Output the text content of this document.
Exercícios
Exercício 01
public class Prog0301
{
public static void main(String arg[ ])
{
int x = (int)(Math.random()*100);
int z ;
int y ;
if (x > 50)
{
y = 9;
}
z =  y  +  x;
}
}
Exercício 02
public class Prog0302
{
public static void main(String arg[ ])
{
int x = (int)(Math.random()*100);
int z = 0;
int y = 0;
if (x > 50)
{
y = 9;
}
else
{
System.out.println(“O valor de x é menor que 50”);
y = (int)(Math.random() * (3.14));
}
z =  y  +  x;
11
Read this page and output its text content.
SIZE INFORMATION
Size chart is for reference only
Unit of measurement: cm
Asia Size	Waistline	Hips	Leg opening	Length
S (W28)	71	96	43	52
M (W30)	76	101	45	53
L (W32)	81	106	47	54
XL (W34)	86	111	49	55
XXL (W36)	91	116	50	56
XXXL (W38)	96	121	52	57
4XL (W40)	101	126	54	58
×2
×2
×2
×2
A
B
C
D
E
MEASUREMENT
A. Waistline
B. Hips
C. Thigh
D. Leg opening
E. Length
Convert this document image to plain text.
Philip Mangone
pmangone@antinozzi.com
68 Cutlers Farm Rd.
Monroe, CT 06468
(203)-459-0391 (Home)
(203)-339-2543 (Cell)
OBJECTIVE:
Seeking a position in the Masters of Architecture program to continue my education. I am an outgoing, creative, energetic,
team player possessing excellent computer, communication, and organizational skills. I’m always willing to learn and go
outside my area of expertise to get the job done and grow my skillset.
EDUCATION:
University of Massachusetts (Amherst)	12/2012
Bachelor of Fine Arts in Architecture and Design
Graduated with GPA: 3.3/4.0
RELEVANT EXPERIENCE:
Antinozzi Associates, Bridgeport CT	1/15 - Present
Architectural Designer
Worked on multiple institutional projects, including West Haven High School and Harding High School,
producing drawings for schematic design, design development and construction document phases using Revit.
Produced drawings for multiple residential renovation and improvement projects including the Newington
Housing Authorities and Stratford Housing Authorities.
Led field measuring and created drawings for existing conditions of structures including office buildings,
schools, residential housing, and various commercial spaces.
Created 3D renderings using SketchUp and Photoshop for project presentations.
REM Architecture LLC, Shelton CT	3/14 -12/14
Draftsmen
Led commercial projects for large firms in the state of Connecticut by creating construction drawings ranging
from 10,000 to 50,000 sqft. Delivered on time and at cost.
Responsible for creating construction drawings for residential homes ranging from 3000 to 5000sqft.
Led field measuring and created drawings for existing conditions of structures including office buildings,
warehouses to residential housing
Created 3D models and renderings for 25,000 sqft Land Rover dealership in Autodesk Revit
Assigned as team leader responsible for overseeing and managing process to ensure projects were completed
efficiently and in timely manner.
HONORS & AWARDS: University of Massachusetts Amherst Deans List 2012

Exercise description ▸ Copy every line of the listing containing the string "construction".

Solution to the problem ▸
producing drawings for schematic design, design development and construction document phases using Revit.
Led commercial projects for large firms in the state of Connecticut by creating construction drawings ranging
Responsible for creating construction drawings for residential homes ranging from 3000 to 5000sqft.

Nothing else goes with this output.